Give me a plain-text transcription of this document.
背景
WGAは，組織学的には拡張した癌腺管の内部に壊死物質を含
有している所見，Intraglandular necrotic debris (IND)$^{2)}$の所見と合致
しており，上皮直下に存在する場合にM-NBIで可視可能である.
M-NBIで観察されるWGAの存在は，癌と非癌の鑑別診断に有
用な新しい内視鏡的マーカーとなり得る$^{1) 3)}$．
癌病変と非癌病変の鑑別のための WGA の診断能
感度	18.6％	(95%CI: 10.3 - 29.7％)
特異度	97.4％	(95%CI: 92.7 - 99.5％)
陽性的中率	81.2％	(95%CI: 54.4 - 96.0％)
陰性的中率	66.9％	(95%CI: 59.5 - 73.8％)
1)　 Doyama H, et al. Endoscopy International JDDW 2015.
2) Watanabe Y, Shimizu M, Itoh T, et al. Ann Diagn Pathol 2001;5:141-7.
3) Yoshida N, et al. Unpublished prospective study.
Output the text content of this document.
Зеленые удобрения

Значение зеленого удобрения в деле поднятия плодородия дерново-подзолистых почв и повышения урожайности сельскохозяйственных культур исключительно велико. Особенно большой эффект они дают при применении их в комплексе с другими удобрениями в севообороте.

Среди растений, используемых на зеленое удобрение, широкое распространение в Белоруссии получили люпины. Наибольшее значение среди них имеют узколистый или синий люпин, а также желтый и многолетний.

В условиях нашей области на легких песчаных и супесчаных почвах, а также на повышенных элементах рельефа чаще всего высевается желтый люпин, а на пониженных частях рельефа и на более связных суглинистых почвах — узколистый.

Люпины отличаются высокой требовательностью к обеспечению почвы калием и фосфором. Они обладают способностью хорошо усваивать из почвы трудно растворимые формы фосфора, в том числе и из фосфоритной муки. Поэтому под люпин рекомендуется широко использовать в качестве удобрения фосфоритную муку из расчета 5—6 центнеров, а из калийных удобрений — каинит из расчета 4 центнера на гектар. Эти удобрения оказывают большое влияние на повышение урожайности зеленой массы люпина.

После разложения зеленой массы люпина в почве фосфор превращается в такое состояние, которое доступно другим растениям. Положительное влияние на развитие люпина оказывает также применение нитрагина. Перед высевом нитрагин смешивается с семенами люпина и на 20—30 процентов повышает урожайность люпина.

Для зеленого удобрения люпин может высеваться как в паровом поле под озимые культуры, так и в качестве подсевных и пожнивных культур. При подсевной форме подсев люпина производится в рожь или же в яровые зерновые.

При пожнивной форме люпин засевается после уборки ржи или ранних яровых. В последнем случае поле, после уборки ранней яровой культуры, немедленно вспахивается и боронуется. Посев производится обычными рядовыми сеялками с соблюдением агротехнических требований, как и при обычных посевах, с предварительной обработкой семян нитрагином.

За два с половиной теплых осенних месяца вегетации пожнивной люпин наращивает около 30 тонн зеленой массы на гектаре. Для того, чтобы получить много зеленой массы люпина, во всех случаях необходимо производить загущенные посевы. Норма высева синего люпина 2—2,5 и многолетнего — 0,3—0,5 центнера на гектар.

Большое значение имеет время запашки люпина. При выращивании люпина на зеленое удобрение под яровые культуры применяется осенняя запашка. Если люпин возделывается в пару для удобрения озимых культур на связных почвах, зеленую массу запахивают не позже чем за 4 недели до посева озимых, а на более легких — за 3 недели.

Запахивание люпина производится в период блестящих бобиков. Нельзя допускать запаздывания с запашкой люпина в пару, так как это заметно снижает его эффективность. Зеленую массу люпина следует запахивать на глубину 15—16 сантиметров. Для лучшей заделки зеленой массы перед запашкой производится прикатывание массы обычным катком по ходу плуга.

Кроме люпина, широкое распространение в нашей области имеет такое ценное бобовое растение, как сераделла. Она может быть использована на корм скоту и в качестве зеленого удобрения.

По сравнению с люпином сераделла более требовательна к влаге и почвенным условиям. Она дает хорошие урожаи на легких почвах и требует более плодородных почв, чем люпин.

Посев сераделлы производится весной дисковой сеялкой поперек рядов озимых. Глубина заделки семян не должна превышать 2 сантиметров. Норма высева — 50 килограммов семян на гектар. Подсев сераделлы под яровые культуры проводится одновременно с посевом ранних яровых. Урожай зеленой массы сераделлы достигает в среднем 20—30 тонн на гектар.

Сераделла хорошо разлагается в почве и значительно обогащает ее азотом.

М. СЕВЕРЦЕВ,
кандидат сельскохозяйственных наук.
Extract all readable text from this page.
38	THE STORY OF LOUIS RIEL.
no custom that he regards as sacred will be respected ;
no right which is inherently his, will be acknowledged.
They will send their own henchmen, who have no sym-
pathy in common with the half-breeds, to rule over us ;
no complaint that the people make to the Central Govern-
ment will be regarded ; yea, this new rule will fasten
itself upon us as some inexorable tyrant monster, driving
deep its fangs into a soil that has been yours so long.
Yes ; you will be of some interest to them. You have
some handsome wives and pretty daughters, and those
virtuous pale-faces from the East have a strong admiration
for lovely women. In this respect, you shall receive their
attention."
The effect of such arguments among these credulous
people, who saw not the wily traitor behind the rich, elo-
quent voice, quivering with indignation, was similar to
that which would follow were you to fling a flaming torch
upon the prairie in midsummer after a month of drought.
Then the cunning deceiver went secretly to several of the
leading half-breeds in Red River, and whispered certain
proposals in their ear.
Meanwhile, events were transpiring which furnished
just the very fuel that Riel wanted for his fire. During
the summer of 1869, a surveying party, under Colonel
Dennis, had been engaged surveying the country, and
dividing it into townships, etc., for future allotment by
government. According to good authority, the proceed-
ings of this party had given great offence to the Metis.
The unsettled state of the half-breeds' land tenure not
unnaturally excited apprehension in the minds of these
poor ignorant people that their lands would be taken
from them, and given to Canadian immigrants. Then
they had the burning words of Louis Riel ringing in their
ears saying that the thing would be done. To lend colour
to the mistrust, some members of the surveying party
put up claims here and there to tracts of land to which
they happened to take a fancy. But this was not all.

The exercise
State how many lines of the listing above include the word "with". Give nothing but the number.

Solution to this exercise
2